■ EXERCISE
From the entries below, tally how many lines contain "públicas" and report only that figure.

■ AVAILABLE RECORDS
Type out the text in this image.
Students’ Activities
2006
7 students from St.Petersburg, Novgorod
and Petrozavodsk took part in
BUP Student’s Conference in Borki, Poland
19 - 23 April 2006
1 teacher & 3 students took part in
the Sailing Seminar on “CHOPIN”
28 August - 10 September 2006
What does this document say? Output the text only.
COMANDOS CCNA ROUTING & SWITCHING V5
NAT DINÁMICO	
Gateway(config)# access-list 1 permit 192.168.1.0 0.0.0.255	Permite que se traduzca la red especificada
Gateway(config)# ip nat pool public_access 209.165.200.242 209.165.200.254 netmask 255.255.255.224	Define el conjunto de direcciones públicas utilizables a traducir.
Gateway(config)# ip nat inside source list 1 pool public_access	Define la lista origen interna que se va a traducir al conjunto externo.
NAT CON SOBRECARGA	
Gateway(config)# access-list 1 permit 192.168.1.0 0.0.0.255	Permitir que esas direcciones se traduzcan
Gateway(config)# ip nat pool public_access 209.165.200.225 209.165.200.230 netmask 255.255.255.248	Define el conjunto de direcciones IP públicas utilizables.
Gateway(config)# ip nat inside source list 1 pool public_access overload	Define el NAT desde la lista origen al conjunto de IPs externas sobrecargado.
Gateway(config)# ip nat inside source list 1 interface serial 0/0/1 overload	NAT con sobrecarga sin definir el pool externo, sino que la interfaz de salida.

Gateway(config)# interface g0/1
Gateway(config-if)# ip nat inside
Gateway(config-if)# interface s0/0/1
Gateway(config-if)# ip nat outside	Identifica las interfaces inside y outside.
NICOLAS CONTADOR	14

...

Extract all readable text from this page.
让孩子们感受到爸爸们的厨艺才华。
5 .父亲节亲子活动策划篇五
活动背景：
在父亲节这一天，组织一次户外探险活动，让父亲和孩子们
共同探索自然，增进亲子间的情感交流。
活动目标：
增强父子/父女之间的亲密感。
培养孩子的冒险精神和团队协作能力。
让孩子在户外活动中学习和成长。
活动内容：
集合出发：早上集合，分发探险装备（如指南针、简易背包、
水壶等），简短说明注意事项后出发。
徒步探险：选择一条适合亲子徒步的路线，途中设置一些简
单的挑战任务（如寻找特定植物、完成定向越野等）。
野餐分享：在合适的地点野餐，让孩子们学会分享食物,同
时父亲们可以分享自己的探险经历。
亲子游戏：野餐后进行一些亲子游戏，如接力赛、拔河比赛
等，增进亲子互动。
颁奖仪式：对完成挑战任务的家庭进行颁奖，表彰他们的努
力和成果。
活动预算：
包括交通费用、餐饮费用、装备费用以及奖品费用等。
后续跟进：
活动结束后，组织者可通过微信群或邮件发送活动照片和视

■ COMPLETE RESPONSE
2